[TEXT EXCERPT]:

— BEGIN —

Research such as [29] acknowledges the issues with the CVSS score and proposes a solution for automating CVSS enrichment by defining processes for calculating environmental CVSS metrics. For example, they define a process for calculating ‘Collateral Damage Potential’ (CDP) that can be used to automate the enrichment of CVSS Environmental metrics that would otherwise require human intervention to populate. Whilst this research has merit to enhance the CVSS scoring system by automating and removing the subjectivity of CVSS environmental metrics, it remains confined to operate entirely within the CVSS system, where the Base score still has all the previously mentioned issues, and the metrics are entirely categorical, leading to ineffective distributions, low score diversity and a rigid system that does not support the inclusion of progressive metrics. In this paper, we recognise that it will be beneficial to explore a fundamentally different solution that still considers the CVSS score as a valuable component of risk, but is considered within a wider, holistic approach that considers more risk components, continuous measurements and support for adaptations outside of the strict definitions of the CVSS specification.
Occasionally, there are long delays between CVE identification and CVSS calculation. In an extreme case, CVE-2022-42475 officially had no information for 454 days [30]. Even on occasions when the NVD promptly releases an initial CVSS score, it often remains a static, unchanging score despite new risks and emerging threats evidently exploiting them. Consider CVE-2022-21894 as an example; it was identified as a universally high-risk vulnerability connected to the BlackLotus campaign as early as March 2023 [31], with further confirmation by Microsoft in April 2023 [32]. Fig. 2a2 presents approximately two months of CVSS time series data surrounding the disclosure of the BlackLotus campaign, including the confirmation of CVE-2022-21894’s role in the activity. During this period, the NVD set the CVSS score to 4.4 (Medium severity). Two years later, despite being explicitly connected to a threat campaign, the NVD has not updated it. Plotted alongside it, the V-Score (detailed in Sections 3, 4) includes evidence of exploitation and social media as inputs into the risk calculation. Therefore, on the 11th of April 2023, when Microsoft released an article documenting threat actors using CVE-2022-21894 in BlackLotus malware, the V-Score—which includes risk components tracking evidence of exploitation from Cyber Threat Intelligence (CTI) reports, exploit prediction models (EPSS score) and social media monitoring—dynamically increased. Regarding risk classification, this raised the CVE from a low-risk vulnerability to a top-priority critical vulnerability. The example of CVE-2022-21894 demonstrates a serious issue with the CVSS score’s rigidity. Relying on the CVSS alone for dynamically reflecting vulnerability risk does not work; other risk components must be combined to reflect this. It would be logical to suggest that this is precisely what the CVSS ‘Temporal’ (CVSS-T) metric enrichment is for. However, by enriching CVSS-T with the following details: high exploit code maturity (E:H), remediation level official fix (RL:O) and report confidence is confirmed (RC:C), the CVSS-T comes out even lower at 4.2. This emphasises that whilst the CVSS system acknowledges a need for temporal metrics that include measurements of likelihood, the method used to address them fails to represent the actual risk.

— END —

[ROWS]:
— BEGIN —

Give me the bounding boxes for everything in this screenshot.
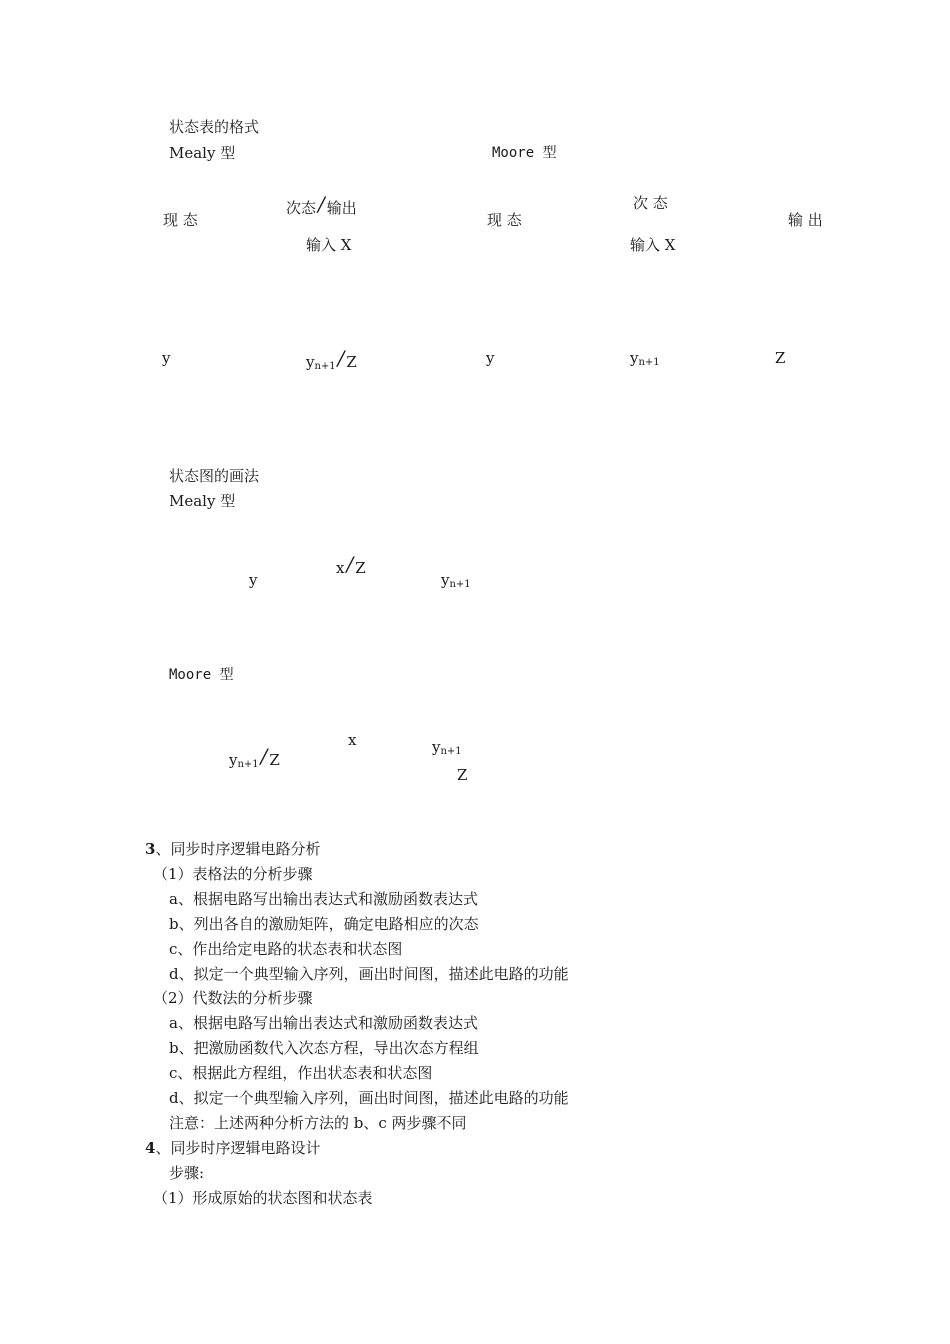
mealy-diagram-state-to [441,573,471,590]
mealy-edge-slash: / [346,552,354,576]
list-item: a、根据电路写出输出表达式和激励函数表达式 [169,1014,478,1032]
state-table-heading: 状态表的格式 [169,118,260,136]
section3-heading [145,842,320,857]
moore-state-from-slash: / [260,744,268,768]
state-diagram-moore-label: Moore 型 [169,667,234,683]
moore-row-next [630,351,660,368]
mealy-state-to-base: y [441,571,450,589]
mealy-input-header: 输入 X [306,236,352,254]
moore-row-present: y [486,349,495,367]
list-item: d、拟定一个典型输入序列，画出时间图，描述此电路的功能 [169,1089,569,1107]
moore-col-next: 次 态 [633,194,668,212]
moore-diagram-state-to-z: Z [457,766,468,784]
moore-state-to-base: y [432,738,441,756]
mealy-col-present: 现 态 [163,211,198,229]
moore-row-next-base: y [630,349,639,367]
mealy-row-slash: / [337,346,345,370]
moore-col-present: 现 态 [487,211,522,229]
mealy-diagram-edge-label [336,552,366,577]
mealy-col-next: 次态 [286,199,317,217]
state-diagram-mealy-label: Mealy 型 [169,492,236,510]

— END —

[REQUIRED TASK 1]:
Update the listing from the line with "mealy-diagram-state-to [441,573,471,590]" through the end of the listing, replacing "list-item" with "bullet" and leaving everything else unchanged.
[REQUIRED TASK 2]:
Continue the text on the shortcomings of CVSS scoring from its last sentence.

[EXERCISE ANSWER 1]:
mealy-diagram-state-to [441,573,471,590]
mealy-edge-slash: / [346,552,354,576]
bullet: a、根据电路写出输出表达式和激励函数表达式 [169,1014,478,1032]
state-table-heading: 状态表的格式 [169,118,260,136]
section3-heading [145,842,320,857]
moore-state-from-slash: / [260,744,268,768]
state-diagram-moore-label: Moore 型 [169,667,234,683]
moore-row-next [630,351,660,368]
mealy-state-to-base: y [441,571,450,589]
mealy-input-header: 输入 X [306,236,352,254]
moore-row-present: y [486,349,495,367]
bullet: d、拟定一个典型输入序列，画出时间图，描述此电路的功能 [169,1089,569,1107]
moore-col-next: 次 态 [633,194,668,212]
moore-diagram-state-to-z: Z [457,766,468,784]
moore-state-to-base: y [432,738,441,756]
mealy-col-present: 现 态 [163,211,198,229]
moore-row-next-base: y [630,349,639,367]
mealy-row-slash: / [337,346,345,370]
moore-col-present: 现 态 [487,211,522,229]
mealy-diagram-edge-label [336,552,366,577]
mealy-col-next: 次态 [286,199,317,217]
state-diagram-mealy-label: Mealy 型 [169,492,236,510]

[EXERCISE ANSWER 2]:
Figure 2: Examples of time-series tracking of the V-Score compared to the CVSS in (a) for CVE-2022-21894 and EPSS in (b) for CVE-2025-0411
The example of CVE-2022-21894 and the narrative around the BlackLotus campaign demonstrates that CVSS’s human-centric dependence is often too rigid and not dynamic enough to reflect changes in cyber threat intelligence quickly enough to act on them. Furthermore, as explained in NIST 800-37’s Risk Management Framework (RMF) [33], the impact must be combined with information on the likelihood of exploitation. Whilst the CVSS scoring system attempts to include metrics to capture likelihood, its strict rigidity and limited scope prevent it from dynamically reacting to outright evidence of exploitation. Therefore, additional sources of vulnerability likelihood should be considered for an accurate view of vulnerability risk.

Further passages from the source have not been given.